[BEGIN]
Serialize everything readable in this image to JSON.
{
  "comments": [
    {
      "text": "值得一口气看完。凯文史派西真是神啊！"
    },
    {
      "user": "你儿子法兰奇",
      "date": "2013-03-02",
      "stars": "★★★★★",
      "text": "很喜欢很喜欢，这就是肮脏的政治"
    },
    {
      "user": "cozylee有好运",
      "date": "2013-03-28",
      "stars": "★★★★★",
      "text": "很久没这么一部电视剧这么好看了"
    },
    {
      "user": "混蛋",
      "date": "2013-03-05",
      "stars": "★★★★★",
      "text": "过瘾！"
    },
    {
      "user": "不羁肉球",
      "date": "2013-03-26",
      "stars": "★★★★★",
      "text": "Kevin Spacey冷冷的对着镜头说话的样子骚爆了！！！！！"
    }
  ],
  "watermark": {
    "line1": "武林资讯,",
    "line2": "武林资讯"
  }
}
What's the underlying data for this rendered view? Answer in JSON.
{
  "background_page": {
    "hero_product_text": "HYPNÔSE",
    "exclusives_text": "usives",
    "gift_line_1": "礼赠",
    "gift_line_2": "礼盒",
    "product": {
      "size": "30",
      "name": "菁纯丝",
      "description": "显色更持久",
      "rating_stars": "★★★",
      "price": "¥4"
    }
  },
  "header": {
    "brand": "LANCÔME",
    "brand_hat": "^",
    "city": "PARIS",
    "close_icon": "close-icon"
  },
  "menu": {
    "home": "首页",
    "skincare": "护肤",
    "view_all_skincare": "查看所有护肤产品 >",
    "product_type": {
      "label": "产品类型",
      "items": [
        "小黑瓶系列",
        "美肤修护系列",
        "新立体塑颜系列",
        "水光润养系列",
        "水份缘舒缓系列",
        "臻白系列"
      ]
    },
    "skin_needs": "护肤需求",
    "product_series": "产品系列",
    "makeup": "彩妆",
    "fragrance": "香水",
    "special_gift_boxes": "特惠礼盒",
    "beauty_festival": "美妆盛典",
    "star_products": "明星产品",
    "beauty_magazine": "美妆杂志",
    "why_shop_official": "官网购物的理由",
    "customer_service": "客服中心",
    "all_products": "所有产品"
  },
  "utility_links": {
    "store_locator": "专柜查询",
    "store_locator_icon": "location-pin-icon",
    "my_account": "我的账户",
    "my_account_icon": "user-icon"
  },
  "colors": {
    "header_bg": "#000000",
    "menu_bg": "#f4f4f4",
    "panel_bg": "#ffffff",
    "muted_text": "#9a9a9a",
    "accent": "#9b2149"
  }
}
[END]
Copy all the records above precisely.

Serialize everything readable in this image to JSON.
{
  "comments": [
    {
      "text": "值得一口气看完。凯文史派西真是神啊！"
    },
    {
      "user": "你儿子法兰奇",
      "date": "2013-03-02",
      "stars": "★★★★★",
      "text": "很喜欢很喜欢，这就是肮脏的政治"
    },
    {
      "user": "cozylee有好运",
      "date": "2013-03-28",
      "stars": "★★★★★",
      "text": "很久没这么一部电视剧这么好看了"
    },
    {
      "user": "混蛋",
      "date": "2013-03-05",
      "stars": "★★★★★",
      "text": "过瘾！"
    },
    {
      "user": "不羁肉球",
      "date": "2013-03-26",
      "stars": "★★★★★",
      "text": "Kevin Spacey冷冷的对着镜头说话的样子骚爆了！！！！！"
    }
  ],
  "watermark": {
    "line1": "武林资讯,",
    "line2": "武林资讯"
  }
}
What's the underlying data for this rendered view? Answer in JSON.
{
  "background_page": {
    "hero_product_text": "HYPNÔSE",
    "exclusives_text": "usives",
    "gift_line_1": "礼赠",
    "gift_line_2": "礼盒",
    "product": {
      "size": "30",
      "name": "菁纯丝",
      "description": "显色更持久",
      "rating_stars": "★★★",
      "price": "¥4"
    }
  },
  "header": {
    "brand": "LANCÔME",
    "brand_hat": "^",
    "city": "PARIS",
    "close_icon": "close-icon"
  },
  "menu": {
    "home": "首页",
    "skincare": "护肤",
    "view_all_skincare": "查看所有护肤产品 >",
    "product_type": {
      "label": "产品类型",
      "items": [
        "小黑瓶系列",
        "美肤修护系列",
        "新立体塑颜系列",
        "水光润养系列",
        "水份缘舒缓系列",
        "臻白系列"
      ]
    },
    "skin_needs": "护肤需求",
    "product_series": "产品系列",
    "makeup": "彩妆",
    "fragrance": "香水",
    "special_gift_boxes": "特惠礼盒",
    "beauty_festival": "美妆盛典",
    "star_products": "明星产品",
    "beauty_magazine": "美妆杂志",
    "why_shop_official": "官网购物的理由",
    "customer_service": "客服中心",
    "all_products": "所有产品"
  },
  "utility_links": {
    "store_locator": "专柜查询",
    "store_locator_icon": "location-pin-icon",
    "my_account": "我的账户",
    "my_account_icon": "user-icon"
  },
  "colors": {
    "header_bg": "#000000",
    "menu_bg": "#f4f4f4",
    "panel_bg": "#ffffff",
    "muted_text": "#9a9a9a",
    "accent": "#9b2149"
  }
}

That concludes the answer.